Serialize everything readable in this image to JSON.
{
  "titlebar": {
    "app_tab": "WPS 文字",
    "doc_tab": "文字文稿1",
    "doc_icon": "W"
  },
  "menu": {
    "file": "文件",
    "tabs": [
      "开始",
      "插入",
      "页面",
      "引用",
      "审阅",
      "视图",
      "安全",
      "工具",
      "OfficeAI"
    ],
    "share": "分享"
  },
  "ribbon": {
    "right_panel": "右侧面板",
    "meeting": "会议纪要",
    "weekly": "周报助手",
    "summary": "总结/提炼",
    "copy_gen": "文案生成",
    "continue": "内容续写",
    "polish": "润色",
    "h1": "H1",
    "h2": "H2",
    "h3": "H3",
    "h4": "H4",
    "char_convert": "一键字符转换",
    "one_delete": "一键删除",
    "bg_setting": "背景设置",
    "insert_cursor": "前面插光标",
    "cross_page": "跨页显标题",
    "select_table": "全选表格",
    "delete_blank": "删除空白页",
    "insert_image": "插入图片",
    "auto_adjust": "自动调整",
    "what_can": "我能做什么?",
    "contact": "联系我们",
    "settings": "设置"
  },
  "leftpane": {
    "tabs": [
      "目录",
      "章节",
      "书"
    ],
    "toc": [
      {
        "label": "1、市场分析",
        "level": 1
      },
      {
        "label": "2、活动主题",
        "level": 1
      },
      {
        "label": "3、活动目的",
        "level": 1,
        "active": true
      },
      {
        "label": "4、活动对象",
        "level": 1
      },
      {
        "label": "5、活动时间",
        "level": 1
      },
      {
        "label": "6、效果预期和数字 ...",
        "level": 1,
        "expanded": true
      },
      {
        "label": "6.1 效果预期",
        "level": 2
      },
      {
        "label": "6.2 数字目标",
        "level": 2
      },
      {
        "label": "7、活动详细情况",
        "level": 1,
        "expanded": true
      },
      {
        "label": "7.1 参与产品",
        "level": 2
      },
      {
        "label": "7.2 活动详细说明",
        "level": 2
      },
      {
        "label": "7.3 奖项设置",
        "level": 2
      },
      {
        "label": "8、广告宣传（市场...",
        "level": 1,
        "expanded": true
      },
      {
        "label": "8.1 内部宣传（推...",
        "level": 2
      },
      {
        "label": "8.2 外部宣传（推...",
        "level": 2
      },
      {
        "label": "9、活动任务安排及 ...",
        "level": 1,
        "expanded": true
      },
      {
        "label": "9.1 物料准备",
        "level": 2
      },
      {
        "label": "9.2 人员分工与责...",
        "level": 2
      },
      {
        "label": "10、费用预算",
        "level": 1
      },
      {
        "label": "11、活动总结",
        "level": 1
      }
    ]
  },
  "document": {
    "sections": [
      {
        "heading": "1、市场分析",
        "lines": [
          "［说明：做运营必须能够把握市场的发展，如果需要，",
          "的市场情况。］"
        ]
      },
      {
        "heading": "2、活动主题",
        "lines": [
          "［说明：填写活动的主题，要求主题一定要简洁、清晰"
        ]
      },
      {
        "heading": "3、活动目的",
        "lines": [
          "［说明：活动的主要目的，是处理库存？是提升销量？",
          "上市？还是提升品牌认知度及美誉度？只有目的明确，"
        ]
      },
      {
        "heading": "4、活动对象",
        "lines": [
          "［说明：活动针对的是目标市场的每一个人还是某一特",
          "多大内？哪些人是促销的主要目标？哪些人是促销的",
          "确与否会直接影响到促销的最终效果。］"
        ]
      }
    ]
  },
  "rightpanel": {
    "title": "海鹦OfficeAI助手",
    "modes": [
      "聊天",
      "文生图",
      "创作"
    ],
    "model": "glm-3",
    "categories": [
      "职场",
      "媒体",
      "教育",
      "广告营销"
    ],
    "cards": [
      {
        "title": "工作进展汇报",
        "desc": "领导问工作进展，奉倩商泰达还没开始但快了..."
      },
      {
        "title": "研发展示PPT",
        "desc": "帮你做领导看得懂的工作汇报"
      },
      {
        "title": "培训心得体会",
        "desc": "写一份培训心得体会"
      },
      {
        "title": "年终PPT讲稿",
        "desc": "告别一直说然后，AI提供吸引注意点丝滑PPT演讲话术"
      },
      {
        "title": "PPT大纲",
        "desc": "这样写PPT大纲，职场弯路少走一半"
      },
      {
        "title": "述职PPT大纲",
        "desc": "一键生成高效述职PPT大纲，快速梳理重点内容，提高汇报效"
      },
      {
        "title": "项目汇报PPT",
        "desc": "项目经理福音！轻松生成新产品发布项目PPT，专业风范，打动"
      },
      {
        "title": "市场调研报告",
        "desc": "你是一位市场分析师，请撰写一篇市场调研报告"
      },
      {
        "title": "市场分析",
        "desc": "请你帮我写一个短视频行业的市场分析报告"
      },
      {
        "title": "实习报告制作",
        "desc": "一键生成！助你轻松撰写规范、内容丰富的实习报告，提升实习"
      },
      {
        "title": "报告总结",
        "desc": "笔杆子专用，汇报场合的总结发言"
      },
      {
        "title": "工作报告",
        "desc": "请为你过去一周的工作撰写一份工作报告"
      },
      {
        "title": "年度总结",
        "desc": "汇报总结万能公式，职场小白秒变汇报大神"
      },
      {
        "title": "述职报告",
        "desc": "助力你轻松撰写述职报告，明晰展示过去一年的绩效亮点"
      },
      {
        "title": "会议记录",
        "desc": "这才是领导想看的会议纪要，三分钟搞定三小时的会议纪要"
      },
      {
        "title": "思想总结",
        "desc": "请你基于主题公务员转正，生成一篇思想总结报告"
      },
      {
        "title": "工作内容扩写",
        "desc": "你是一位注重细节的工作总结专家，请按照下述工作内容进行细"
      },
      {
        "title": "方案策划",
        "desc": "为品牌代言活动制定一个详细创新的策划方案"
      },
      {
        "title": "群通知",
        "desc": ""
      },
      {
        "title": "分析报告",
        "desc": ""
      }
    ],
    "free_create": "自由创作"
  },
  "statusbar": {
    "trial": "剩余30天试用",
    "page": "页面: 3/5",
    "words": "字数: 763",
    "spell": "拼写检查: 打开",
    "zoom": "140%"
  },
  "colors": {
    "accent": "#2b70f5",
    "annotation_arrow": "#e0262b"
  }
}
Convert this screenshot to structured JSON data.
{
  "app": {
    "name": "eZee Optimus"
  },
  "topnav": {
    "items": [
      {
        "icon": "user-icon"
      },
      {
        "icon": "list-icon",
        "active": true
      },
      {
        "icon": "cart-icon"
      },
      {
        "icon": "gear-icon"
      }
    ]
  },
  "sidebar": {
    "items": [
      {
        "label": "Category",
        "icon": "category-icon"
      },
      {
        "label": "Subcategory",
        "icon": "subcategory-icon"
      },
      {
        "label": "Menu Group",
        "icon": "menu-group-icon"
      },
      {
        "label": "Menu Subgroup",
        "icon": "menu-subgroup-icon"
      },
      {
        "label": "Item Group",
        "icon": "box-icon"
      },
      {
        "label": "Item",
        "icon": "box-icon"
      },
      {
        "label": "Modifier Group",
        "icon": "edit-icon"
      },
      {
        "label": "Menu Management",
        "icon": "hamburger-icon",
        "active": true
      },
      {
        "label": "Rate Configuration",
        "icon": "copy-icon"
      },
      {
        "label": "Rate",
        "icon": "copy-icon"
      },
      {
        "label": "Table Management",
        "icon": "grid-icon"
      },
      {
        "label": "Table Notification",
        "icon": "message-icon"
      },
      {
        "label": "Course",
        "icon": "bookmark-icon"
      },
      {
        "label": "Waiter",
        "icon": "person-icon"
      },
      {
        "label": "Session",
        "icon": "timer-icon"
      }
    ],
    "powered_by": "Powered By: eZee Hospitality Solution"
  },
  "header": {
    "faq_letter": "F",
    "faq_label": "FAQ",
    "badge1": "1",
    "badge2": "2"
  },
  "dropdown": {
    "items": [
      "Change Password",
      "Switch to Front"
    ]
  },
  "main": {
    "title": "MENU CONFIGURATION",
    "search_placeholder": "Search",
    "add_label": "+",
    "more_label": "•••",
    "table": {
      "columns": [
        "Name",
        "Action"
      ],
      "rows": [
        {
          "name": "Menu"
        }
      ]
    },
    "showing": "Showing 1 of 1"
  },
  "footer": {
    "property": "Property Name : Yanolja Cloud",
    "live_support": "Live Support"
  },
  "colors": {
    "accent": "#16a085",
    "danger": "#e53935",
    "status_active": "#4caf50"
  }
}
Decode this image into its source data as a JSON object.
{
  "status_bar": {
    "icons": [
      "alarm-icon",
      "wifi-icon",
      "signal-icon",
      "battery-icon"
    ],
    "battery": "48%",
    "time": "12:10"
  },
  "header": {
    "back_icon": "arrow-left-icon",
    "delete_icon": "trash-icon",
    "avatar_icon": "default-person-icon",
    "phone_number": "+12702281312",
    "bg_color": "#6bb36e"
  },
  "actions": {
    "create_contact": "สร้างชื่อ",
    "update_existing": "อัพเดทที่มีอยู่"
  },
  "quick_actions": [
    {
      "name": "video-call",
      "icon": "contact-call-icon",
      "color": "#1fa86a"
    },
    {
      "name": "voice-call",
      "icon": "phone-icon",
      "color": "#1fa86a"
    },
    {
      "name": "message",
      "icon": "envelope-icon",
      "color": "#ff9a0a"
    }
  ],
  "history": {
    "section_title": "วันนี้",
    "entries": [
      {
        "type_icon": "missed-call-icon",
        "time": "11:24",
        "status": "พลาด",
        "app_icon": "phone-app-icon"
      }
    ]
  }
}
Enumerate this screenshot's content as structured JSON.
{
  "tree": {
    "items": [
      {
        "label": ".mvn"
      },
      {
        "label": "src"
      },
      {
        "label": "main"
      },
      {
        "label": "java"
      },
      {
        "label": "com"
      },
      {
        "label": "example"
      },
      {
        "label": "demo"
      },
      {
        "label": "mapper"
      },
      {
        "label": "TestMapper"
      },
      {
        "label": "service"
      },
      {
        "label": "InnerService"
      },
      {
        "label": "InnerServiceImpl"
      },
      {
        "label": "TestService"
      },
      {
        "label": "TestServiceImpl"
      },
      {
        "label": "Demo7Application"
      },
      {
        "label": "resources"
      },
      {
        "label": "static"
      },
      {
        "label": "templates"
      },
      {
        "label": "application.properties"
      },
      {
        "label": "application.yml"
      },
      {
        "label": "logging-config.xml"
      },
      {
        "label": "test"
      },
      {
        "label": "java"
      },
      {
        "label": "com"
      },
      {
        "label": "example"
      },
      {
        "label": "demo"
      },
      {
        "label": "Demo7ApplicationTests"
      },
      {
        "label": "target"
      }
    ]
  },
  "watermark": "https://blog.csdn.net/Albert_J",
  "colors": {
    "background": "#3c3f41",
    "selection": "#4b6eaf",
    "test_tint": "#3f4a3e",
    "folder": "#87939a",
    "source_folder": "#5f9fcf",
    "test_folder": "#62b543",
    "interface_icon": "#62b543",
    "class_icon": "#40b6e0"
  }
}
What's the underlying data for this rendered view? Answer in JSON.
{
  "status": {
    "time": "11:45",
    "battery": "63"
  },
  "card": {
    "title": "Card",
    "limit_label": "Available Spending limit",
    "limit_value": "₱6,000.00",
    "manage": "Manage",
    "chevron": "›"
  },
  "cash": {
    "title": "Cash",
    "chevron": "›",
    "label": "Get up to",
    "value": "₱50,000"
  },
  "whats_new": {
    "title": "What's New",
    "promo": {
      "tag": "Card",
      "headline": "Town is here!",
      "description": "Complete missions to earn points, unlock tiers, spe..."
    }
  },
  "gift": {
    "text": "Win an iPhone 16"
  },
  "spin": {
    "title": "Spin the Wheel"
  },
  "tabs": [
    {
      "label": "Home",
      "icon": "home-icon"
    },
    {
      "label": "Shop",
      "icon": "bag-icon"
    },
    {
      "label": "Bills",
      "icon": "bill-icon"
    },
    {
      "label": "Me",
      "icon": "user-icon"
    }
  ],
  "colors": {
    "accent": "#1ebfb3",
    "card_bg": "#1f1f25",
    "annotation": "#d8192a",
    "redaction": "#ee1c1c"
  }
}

|---|

→ **Goal**:
Filter the records down to the lines that contain the string "eZee", and copy those lines.

→ **Reply**:
    "name": "eZee Optimus"
    "powered_by": "Powered By: eZee Hospitality Solution"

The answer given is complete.